» **Data provided**
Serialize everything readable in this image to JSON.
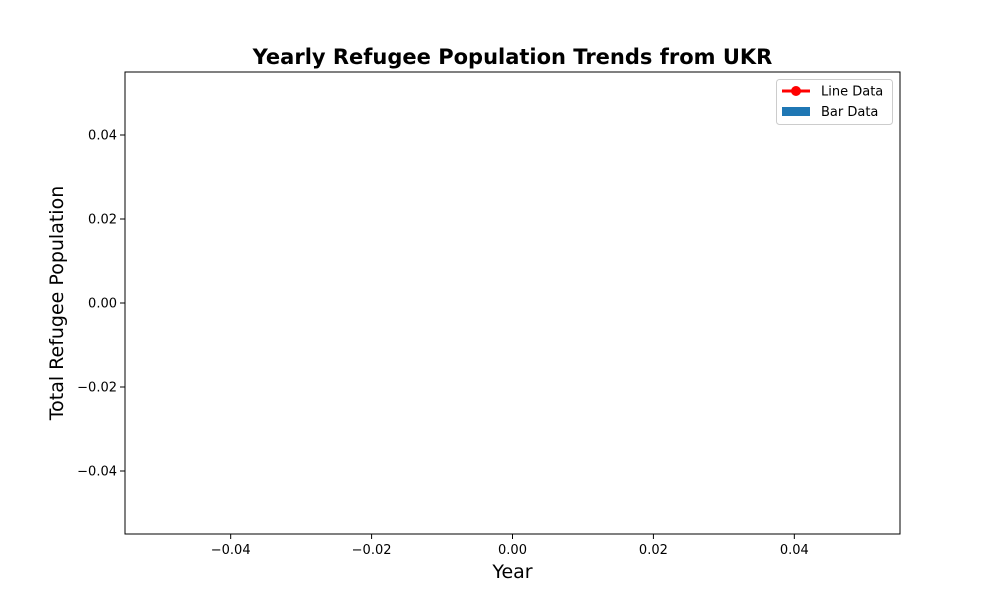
{
  "chart_data": {
    "type": "bar",
    "title": "Yearly Refugee Population Trends from UKR",
    "xlabel": "Year",
    "ylabel": "Total Refugee Population",
    "x": [],
    "series": [
      {
        "name": "Line Data",
        "kind": "line",
        "color": "#ff0000",
        "marker": "circle",
        "values": []
      },
      {
        "name": "Bar Data",
        "kind": "bar",
        "color": "#1f77b4",
        "values": []
      }
    ],
    "xlim": [
      -0.055,
      0.055
    ],
    "ylim": [
      -0.055,
      0.055
    ],
    "xticks": [
      -0.04,
      -0.02,
      0.0,
      0.02,
      0.04
    ],
    "xtick_labels": [
      "−0.04",
      "−0.02",
      "0.00",
      "0.02",
      "0.04"
    ],
    "yticks": [
      -0.04,
      -0.02,
      0.0,
      0.02,
      0.04
    ],
    "ytick_labels": [
      "−0.04",
      "−0.02",
      "0.00",
      "0.02",
      "0.04"
    ],
    "grid": false,
    "legend_position": "top-right"
  }
}
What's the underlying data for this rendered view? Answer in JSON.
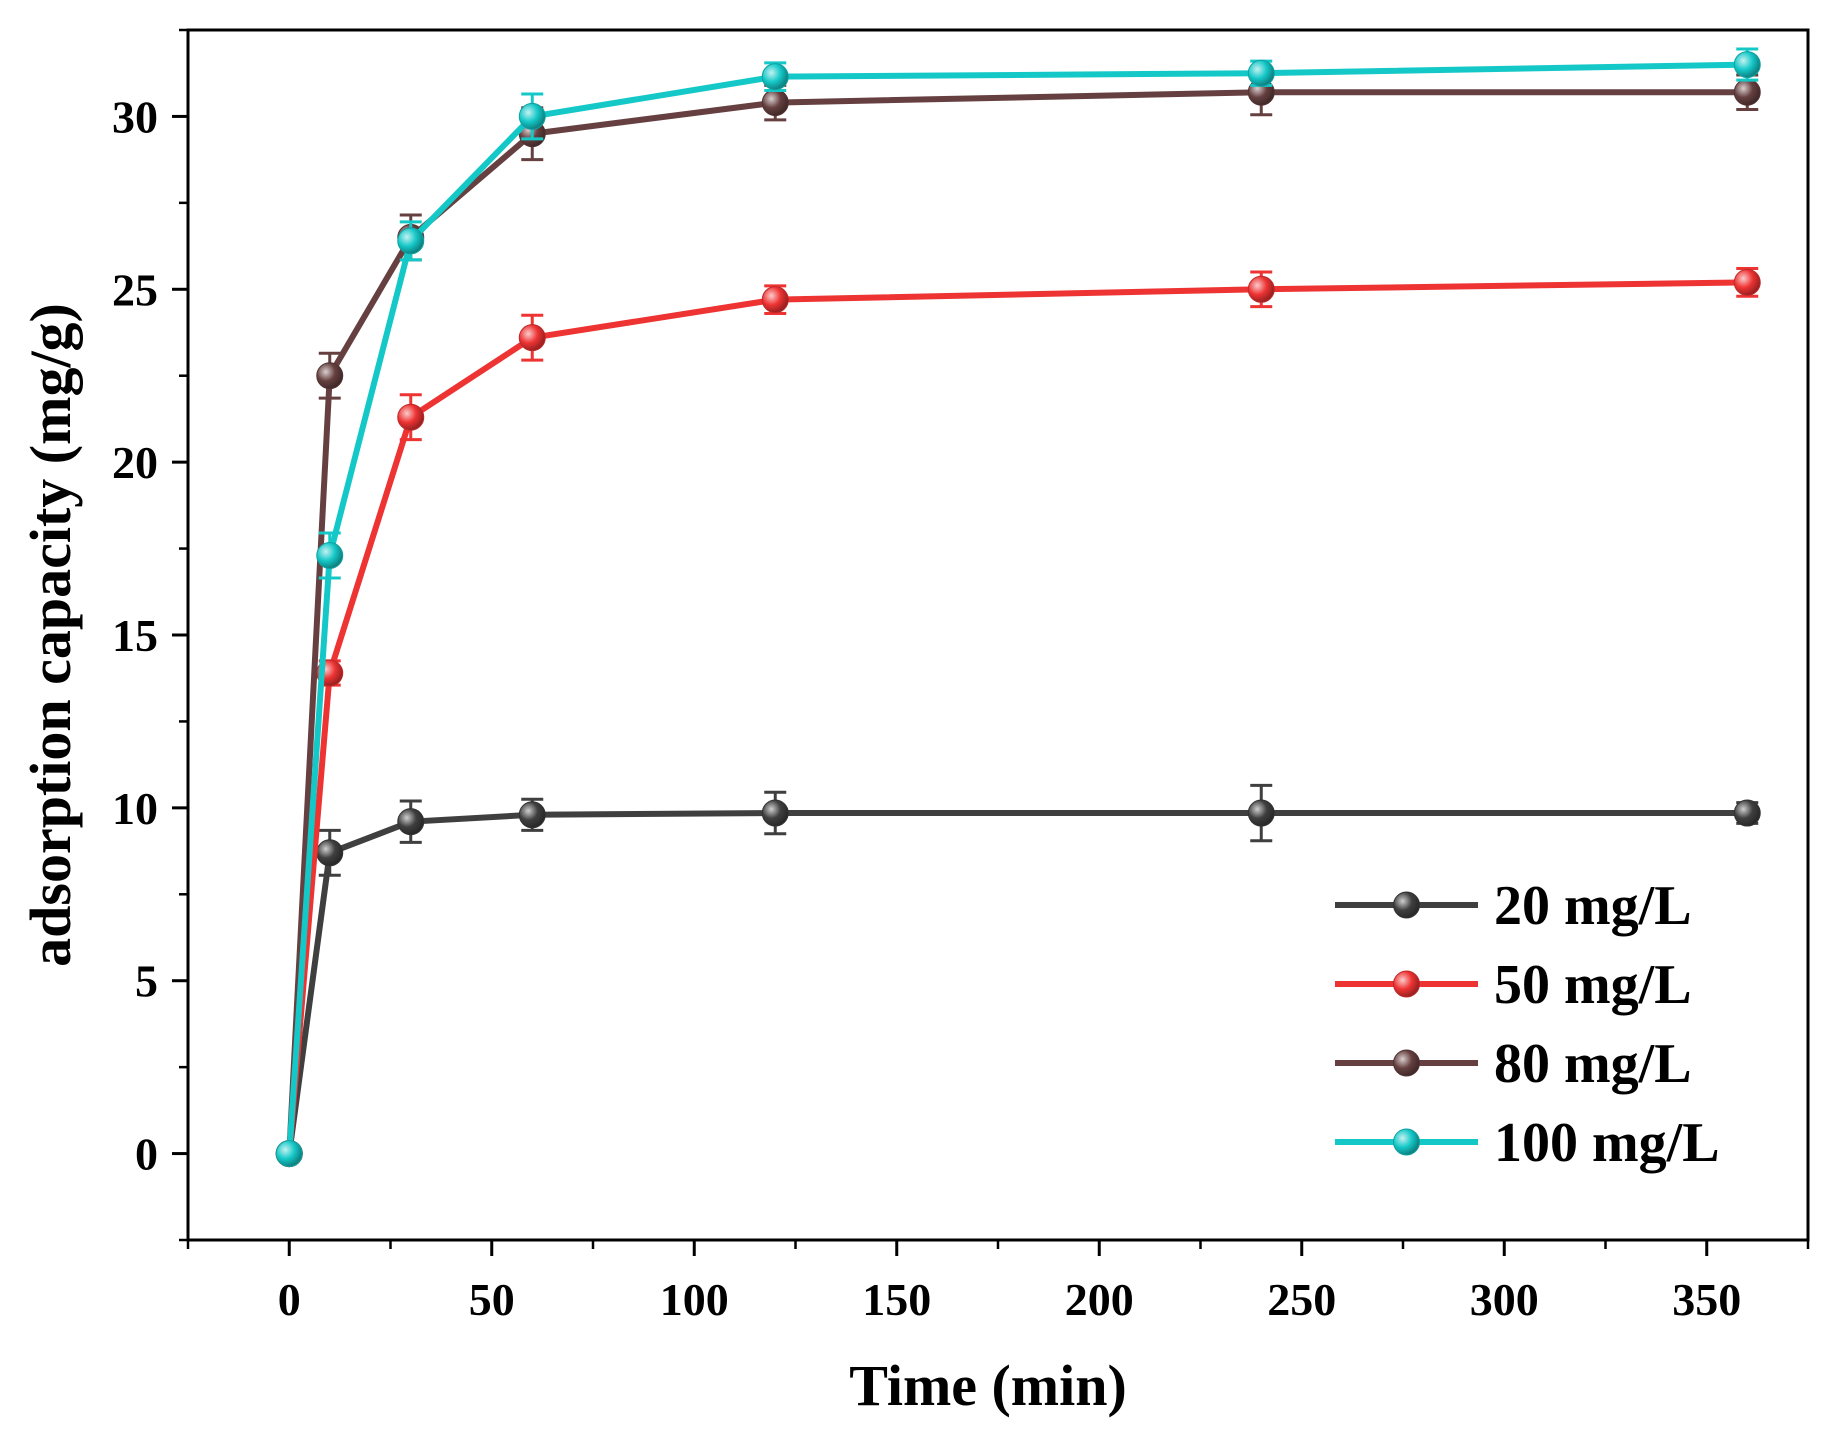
{
  "chart_data": {
    "type": "line",
    "title": "",
    "xlabel": "Time (min)",
    "ylabel": "adsorption capacity (mg/g)",
    "xlim": [
      -25,
      375
    ],
    "ylim": [
      -2.5,
      32.5
    ],
    "xticks": [
      0,
      50,
      100,
      150,
      200,
      250,
      300,
      350
    ],
    "yticks": [
      0,
      5,
      10,
      15,
      20,
      25,
      30
    ],
    "xtick_labels": [
      "0",
      "50",
      "100",
      "150",
      "200",
      "250",
      "300",
      "350"
    ],
    "ytick_labels": [
      "0",
      "5",
      "10",
      "15",
      "20",
      "25",
      "30"
    ],
    "legend_position": "bottom-right",
    "x": [
      0,
      10,
      30,
      60,
      120,
      240,
      360
    ],
    "series": [
      {
        "name": "20 mg/L",
        "color": "#3f3f3f",
        "values": [
          0,
          8.7,
          9.6,
          9.8,
          9.85,
          9.85,
          9.85
        ],
        "errors": [
          0,
          0.65,
          0.6,
          0.45,
          0.6,
          0.8,
          0.3
        ]
      },
      {
        "name": "50 mg/L",
        "color": "#ee3333",
        "values": [
          0,
          13.9,
          21.3,
          23.6,
          24.7,
          25.0,
          25.2
        ],
        "errors": [
          0,
          0.35,
          0.65,
          0.65,
          0.4,
          0.5,
          0.4
        ]
      },
      {
        "name": "80 mg/L",
        "color": "#664040",
        "values": [
          0,
          22.5,
          26.5,
          29.5,
          30.4,
          30.7,
          30.7
        ],
        "errors": [
          0,
          0.65,
          0.65,
          0.75,
          0.5,
          0.65,
          0.5
        ]
      },
      {
        "name": "100 mg/L",
        "color": "#15c8c8",
        "values": [
          0,
          17.3,
          26.4,
          30.0,
          31.15,
          31.25,
          31.5
        ],
        "errors": [
          0,
          0.65,
          0.55,
          0.65,
          0.4,
          0.35,
          0.45
        ]
      }
    ]
  }
}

» **Task details**
Write out all the entries word for word, but skip any images.

» **Solution**
Serialize everything readable in this image to JSON.
{
  "chart_data": {
    "type": "bar",
    "title": "Yearly Refugee Population Trends from UKR",
    "xlabel": "Year",
    "ylabel": "Total Refugee Population",
    "x": [],
    "series": [
      {
        "name": "Line Data",
        "kind": "line",
        "color": "#ff0000",
        "marker": "circle",
        "values": []
      },
      {
        "name": "Bar Data",
        "kind": "bar",
        "color": "#1f77b4",
        "values": []
      }
    ],
    "xlim": [
      -0.055,
      0.055
    ],
    "ylim": [
      -0.055,
      0.055
    ],
    "xticks": [
      -0.04,
      -0.02,
      0.0,
      0.02,
      0.04
    ],
    "xtick_labels": [
      "−0.04",
      "−0.02",
      "0.00",
      "0.02",
      "0.04"
    ],
    "yticks": [
      -0.04,
      -0.02,
      0.0,
      0.02,
      0.04
    ],
    "ytick_labels": [
      "−0.04",
      "−0.02",
      "0.00",
      "0.02",
      "0.04"
    ],
    "grid": false,
    "legend_position": "top-right"
  }
}
What's the underlying data for this rendered view? Answer in JSON.
{
  "chart_data": {
    "type": "line",
    "title": "",
    "xlabel": "Time (min)",
    "ylabel": "adsorption capacity (mg/g)",
    "xlim": [
      -25,
      375
    ],
    "ylim": [
      -2.5,
      32.5
    ],
    "xticks": [
      0,
      50,
      100,
      150,
      200,
      250,
      300,
      350
    ],
    "yticks": [
      0,
      5,
      10,
      15,
      20,
      25,
      30
    ],
    "xtick_labels": [
      "0",
      "50",
      "100",
      "150",
      "200",
      "250",
      "300",
      "350"
    ],
    "ytick_labels": [
      "0",
      "5",
      "10",
      "15",
      "20",
      "25",
      "30"
    ],
    "legend_position": "bottom-right",
    "x": [
      0,
      10,
      30,
      60,
      120,
      240,
      360
    ],
    "series": [
      {
        "name": "20 mg/L",
        "color": "#3f3f3f",
        "values": [
          0,
          8.7,
          9.6,
          9.8,
          9.85,
          9.85,
          9.85
        ],
        "errors": [
          0,
          0.65,
          0.6,
          0.45,
          0.6,
          0.8,
          0.3
        ]
      },
      {
        "name": "50 mg/L",
        "color": "#ee3333",
        "values": [
          0,
          13.9,
          21.3,
          23.6,
          24.7,
          25.0,
          25.2
        ],
        "errors": [
          0,
          0.35,
          0.65,
          0.65,
          0.4,
          0.5,
          0.4
        ]
      },
      {
        "name": "80 mg/L",
        "color": "#664040",
        "values": [
          0,
          22.5,
          26.5,
          29.5,
          30.4,
          30.7,
          30.7
        ],
        "errors": [
          0,
          0.65,
          0.65,
          0.75,
          0.5,
          0.65,
          0.5
        ]
      },
      {
        "name": "100 mg/L",
        "color": "#15c8c8",
        "values": [
          0,
          17.3,
          26.4,
          30.0,
          31.15,
          31.25,
          31.5
        ],
        "errors": [
          0,
          0.65,
          0.55,
          0.65,
          0.4,
          0.35,
          0.45
        ]
      }
    ]
  }
}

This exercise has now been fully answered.